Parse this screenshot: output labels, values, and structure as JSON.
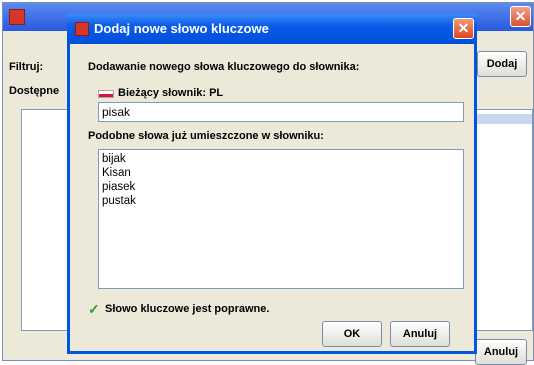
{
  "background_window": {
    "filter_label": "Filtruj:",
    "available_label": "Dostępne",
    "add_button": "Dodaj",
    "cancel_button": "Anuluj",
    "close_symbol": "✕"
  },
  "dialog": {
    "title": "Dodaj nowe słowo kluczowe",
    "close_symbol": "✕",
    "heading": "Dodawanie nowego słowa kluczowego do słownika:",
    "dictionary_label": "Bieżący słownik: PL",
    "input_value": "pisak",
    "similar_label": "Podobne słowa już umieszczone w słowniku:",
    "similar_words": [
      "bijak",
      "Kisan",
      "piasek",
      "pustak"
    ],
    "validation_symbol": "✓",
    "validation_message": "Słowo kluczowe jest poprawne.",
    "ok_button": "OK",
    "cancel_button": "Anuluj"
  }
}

########################################

What is being asked -
Go through the material above and copy each line that has the word "Anuluj".

Complete response -
    "cancel_button": "Anuluj",
    "cancel_button": "Anuluj"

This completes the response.